Collection entries
________________________________________

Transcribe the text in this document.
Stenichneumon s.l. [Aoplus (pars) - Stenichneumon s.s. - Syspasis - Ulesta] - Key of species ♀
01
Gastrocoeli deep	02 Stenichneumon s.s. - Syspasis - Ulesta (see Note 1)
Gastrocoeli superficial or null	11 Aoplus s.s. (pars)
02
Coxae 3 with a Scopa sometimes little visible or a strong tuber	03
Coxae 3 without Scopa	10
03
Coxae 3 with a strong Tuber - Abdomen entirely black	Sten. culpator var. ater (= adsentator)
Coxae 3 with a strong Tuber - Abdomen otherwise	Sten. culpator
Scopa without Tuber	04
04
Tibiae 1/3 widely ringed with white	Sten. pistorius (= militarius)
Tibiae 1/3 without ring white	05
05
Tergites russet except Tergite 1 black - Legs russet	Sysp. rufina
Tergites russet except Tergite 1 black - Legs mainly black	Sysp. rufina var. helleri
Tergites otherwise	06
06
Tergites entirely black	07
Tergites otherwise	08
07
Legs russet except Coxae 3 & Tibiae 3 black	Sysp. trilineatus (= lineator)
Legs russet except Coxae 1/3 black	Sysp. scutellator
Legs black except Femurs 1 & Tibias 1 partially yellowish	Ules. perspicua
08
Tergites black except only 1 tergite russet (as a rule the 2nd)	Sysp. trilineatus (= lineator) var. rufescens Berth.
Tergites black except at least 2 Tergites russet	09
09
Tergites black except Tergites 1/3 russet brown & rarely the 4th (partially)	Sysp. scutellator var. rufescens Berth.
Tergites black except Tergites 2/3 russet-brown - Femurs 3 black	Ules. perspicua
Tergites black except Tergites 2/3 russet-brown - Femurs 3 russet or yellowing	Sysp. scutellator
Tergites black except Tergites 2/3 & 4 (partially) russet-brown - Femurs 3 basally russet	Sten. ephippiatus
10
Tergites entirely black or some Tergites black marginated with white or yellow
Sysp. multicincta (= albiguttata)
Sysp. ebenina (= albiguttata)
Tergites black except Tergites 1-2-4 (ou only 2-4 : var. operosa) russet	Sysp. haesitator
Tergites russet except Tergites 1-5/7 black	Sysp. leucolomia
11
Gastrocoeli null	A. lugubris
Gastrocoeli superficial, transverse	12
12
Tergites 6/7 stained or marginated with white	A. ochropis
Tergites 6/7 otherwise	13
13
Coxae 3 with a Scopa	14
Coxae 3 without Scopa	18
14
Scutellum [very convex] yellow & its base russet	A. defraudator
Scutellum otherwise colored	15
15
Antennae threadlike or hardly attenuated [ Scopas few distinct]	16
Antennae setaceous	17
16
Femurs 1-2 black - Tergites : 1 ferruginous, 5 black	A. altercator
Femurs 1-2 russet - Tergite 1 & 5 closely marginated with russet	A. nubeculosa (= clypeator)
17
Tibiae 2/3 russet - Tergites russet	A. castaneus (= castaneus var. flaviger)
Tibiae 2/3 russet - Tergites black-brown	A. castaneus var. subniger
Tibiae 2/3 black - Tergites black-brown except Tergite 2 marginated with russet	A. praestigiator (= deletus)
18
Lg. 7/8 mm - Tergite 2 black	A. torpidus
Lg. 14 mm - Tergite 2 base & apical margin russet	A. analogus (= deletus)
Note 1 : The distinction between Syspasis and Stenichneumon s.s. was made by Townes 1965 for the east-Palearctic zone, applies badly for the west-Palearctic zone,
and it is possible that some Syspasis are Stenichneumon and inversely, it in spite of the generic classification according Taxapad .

________________________________________

From the entries above, copy out every line where the string "only" appears.

_Answer for the task_
Tergites black except only 1 tergite russet (as a rule the 2nd)	Sysp. trilineatus (= lineator) var. rufescens Berth.
Tergites black except Tergites 1-2-4 (ou only 2-4 : var. operosa) russet	Sysp. haesitator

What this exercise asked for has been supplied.